-- BEGIN Supplied data --

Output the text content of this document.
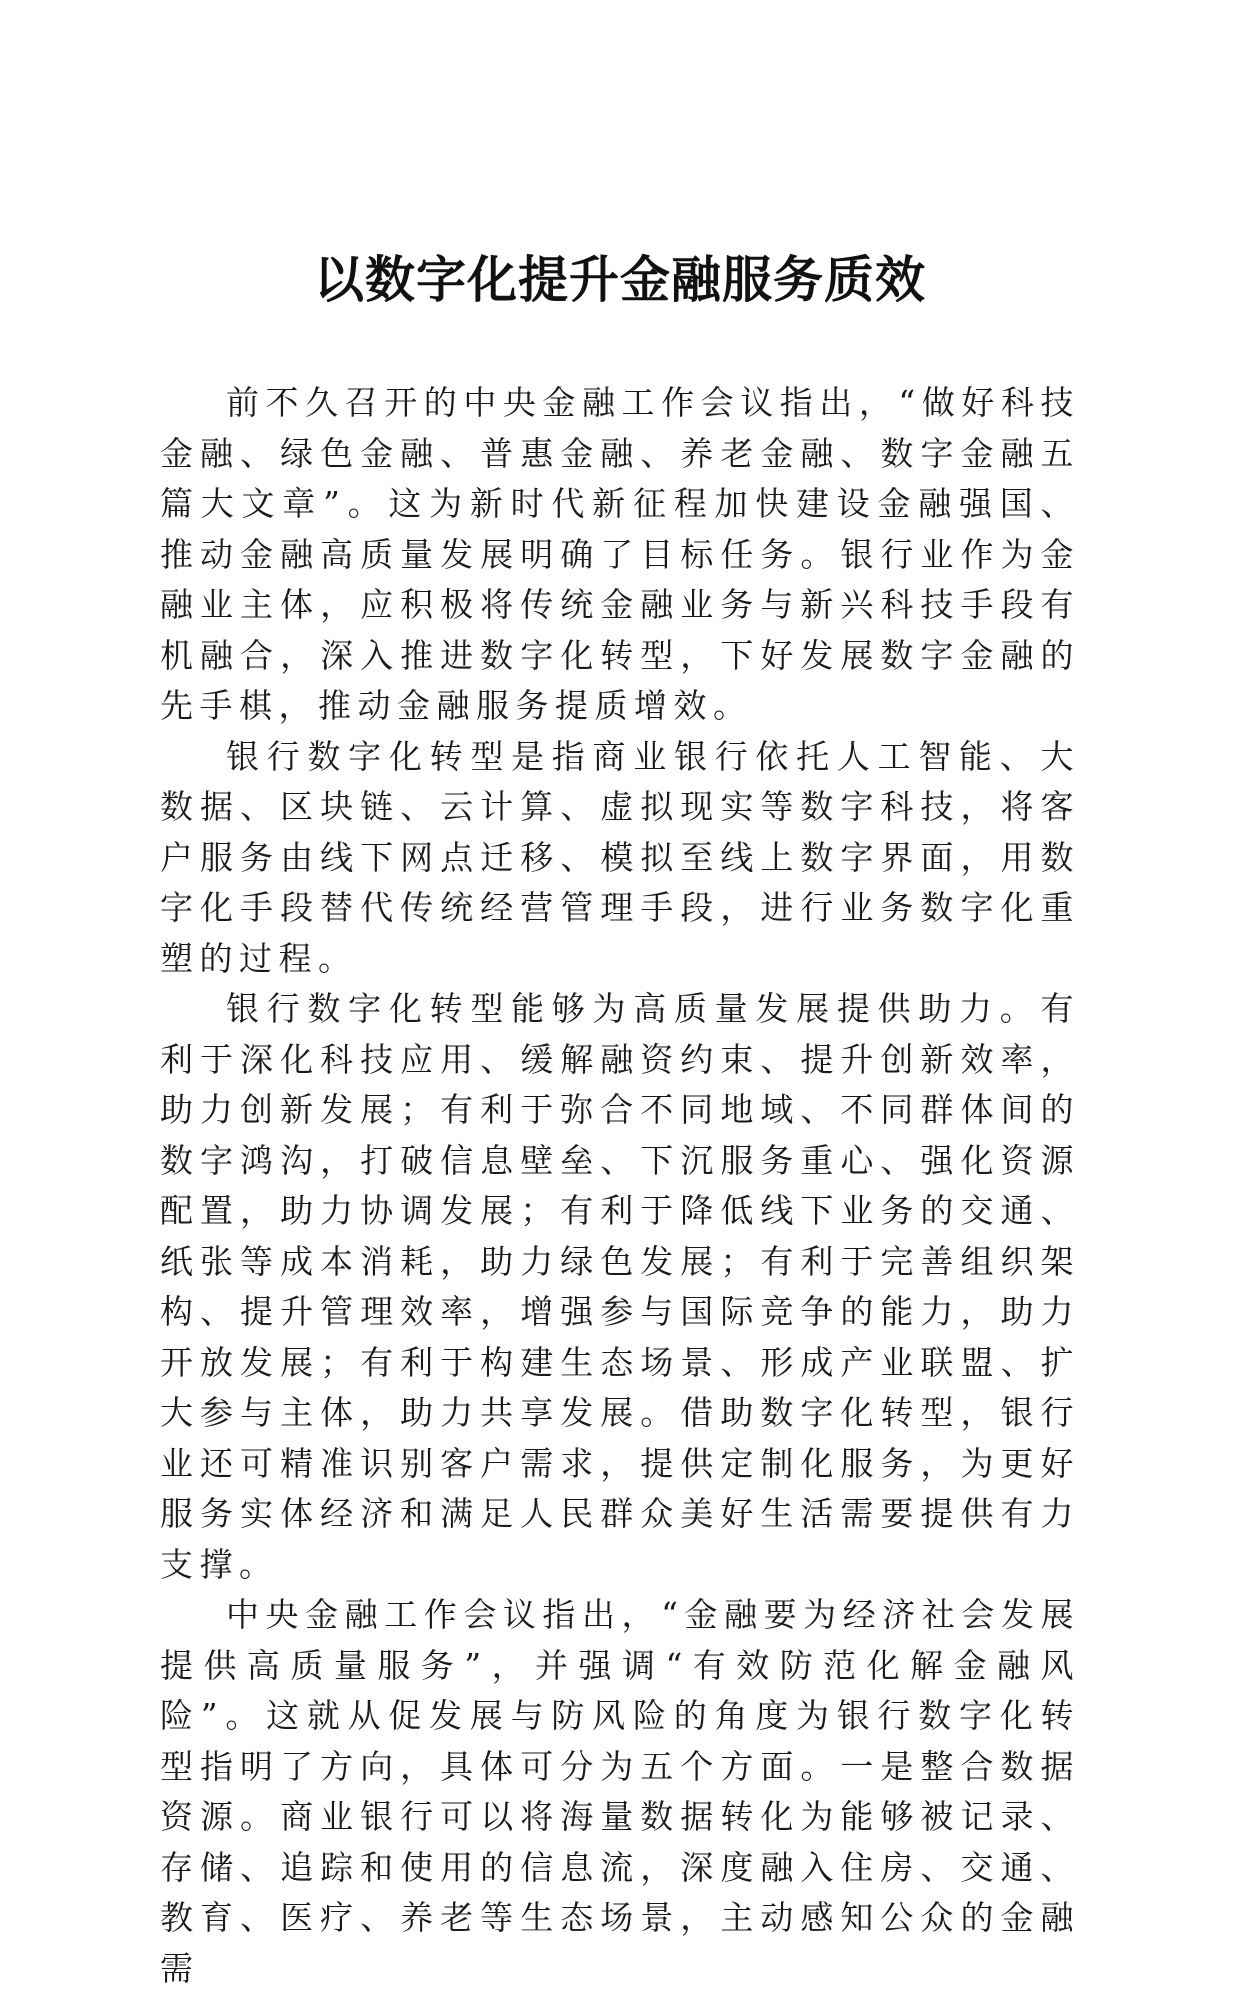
以数字化提升金融服务质效

前不久召开的中央金融工作会议指出，“做好科技金融、绿色金融、普惠金融、养老金融、数字金融五篇大文章”。这为新时代新征程加快建设金融强国、推动金融高质量发展明确了目标任务。银行业作为金融业主体，应积极将传统金融业务与新兴科技手段有机融合，深入推进数字化转型，下好发展数字金融的先手棋，推动金融服务提质增效。

银行数字化转型是指商业银行依托人工智能、大数据、区块链、云计算、虚拟现实等数字科技，将客户服务由线下网点迁移、模拟至线上数字界面，用数字化手段替代传统经营管理手段，进行业务数字化重塑的过程。

银行数字化转型能够为高质量发展提供助力。有利于深化科技应用、缓解融资约束、提升创新效率，助力创新发展；有利于弥合不同地域、不同群体间的数字鸿沟，打破信息壁垒、下沉服务重心、强化资源配置，助力协调发展；有利于降低线下业务的交通、纸张等成本消耗，助力绿色发展；有利于完善组织架构、提升管理效率，增强参与国际竞争的能力，助力开放发展；有利于构建生态场景、形成产业联盟、扩大参与主体，助力共享发展。借助数字化转型，银行业还可精准识别客户需求，提供定制化服务，为更好服务实体经济和满足人民群众美好生活需要提供有力支撑。

中央金融工作会议指出，“金融要为经济社会发展提供高质量服务”，并强调“有效防范化解金融风险”。这就从促发展与防风险的角度为银行数字化转型指明了方向，具体可分为五个方面。一是整合数据资源。商业银行可以将海量数据转化为能够被记录、存储、追踪和使用的信息流，深度融入住房、交通、教育、医疗、养老等生态场景，主动感知公众的金融需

-- END Supplied data --

§ **What needs to be done**:
Transcribe the full listing above exactly as it stands, minus the pictures.

§ **Written reply**:
Output the text content of this document.
以数字化提升金融服务质效

前不久召开的中央金融工作会议指出，“做好科技金融、绿色金融、普惠金融、养老金融、数字金融五篇大文章”。这为新时代新征程加快建设金融强国、推动金融高质量发展明确了目标任务。银行业作为金融业主体，应积极将传统金融业务与新兴科技手段有机融合，深入推进数字化转型，下好发展数字金融的先手棋，推动金融服务提质增效。

银行数字化转型是指商业银行依托人工智能、大数据、区块链、云计算、虚拟现实等数字科技，将客户服务由线下网点迁移、模拟至线上数字界面，用数字化手段替代传统经营管理手段，进行业务数字化重塑的过程。

银行数字化转型能够为高质量发展提供助力。有利于深化科技应用、缓解融资约束、提升创新效率，助力创新发展；有利于弥合不同地域、不同群体间的数字鸿沟，打破信息壁垒、下沉服务重心、强化资源配置，助力协调发展；有利于降低线下业务的交通、纸张等成本消耗，助力绿色发展；有利于完善组织架构、提升管理效率，增强参与国际竞争的能力，助力开放发展；有利于构建生态场景、形成产业联盟、扩大参与主体，助力共享发展。借助数字化转型，银行业还可精准识别客户需求，提供定制化服务，为更好服务实体经济和满足人民群众美好生活需要提供有力支撑。

中央金融工作会议指出，“金融要为经济社会发展提供高质量服务”，并强调“有效防范化解金融风险”。这就从促发展与防风险的角度为银行数字化转型指明了方向，具体可分为五个方面。一是整合数据资源。商业银行可以将海量数据转化为能够被记录、存储、追踪和使用的信息流，深度融入住房、交通、教育、医疗、养老等生态场景，主动感知公众的金融需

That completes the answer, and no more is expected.